▶ _Problem requirements_
Can you restate the records below word for word?

▶ _Entries shown_
########

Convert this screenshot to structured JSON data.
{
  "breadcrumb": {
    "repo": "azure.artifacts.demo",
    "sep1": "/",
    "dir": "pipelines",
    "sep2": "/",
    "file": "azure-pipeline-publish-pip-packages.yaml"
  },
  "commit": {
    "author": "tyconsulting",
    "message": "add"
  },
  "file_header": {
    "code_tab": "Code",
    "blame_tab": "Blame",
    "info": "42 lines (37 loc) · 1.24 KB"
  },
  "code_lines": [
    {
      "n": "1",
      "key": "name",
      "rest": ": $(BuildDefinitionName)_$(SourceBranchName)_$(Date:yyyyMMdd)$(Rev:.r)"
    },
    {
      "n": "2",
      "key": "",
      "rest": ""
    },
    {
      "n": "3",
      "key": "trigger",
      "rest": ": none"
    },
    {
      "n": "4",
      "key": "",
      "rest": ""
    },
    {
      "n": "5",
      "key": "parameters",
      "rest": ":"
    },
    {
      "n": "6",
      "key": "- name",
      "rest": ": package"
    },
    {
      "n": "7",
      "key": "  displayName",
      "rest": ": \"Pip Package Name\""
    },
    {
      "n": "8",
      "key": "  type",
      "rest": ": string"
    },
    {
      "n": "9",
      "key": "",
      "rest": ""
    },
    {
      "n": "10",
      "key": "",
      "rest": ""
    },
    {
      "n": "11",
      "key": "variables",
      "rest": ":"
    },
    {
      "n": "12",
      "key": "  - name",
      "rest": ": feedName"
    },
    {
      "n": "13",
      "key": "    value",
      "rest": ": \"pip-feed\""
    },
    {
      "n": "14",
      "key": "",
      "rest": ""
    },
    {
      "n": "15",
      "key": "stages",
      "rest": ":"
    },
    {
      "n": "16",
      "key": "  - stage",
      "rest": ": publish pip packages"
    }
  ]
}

########

▶ _Answer to the task_
Convert this screenshot to structured JSON data.
{
  "breadcrumb": {
    "repo": "azure.artifacts.demo",
    "sep1": "/",
    "dir": "pipelines",
    "sep2": "/",
    "file": "azure-pipeline-publish-pip-packages.yaml"
  },
  "commit": {
    "author": "tyconsulting",
    "message": "add"
  },
  "file_header": {
    "code_tab": "Code",
    "blame_tab": "Blame",
    "info": "42 lines (37 loc) · 1.24 KB"
  },
  "code_lines": [
    {
      "n": "1",
      "key": "name",
      "rest": ": $(BuildDefinitionName)_$(SourceBranchName)_$(Date:yyyyMMdd)$(Rev:.r)"
    },
    {
      "n": "2",
      "key": "",
      "rest": ""
    },
    {
      "n": "3",
      "key": "trigger",
      "rest": ": none"
    },
    {
      "n": "4",
      "key": "",
      "rest": ""
    },
    {
      "n": "5",
      "key": "parameters",
      "rest": ":"
    },
    {
      "n": "6",
      "key": "- name",
      "rest": ": package"
    },
    {
      "n": "7",
      "key": "  displayName",
      "rest": ": \"Pip Package Name\""
    },
    {
      "n": "8",
      "key": "  type",
      "rest": ": string"
    },
    {
      "n": "9",
      "key": "",
      "rest": ""
    },
    {
      "n": "10",
      "key": "",
      "rest": ""
    },
    {
      "n": "11",
      "key": "variables",
      "rest": ":"
    },
    {
      "n": "12",
      "key": "  - name",
      "rest": ": feedName"
    },
    {
      "n": "13",
      "key": "    value",
      "rest": ": \"pip-feed\""
    },
    {
      "n": "14",
      "key": "",
      "rest": ""
    },
    {
      "n": "15",
      "key": "stages",
      "rest": ":"
    },
    {
      "n": "16",
      "key": "  - stage",
      "rest": ": publish pip packages"
    }
  ]
}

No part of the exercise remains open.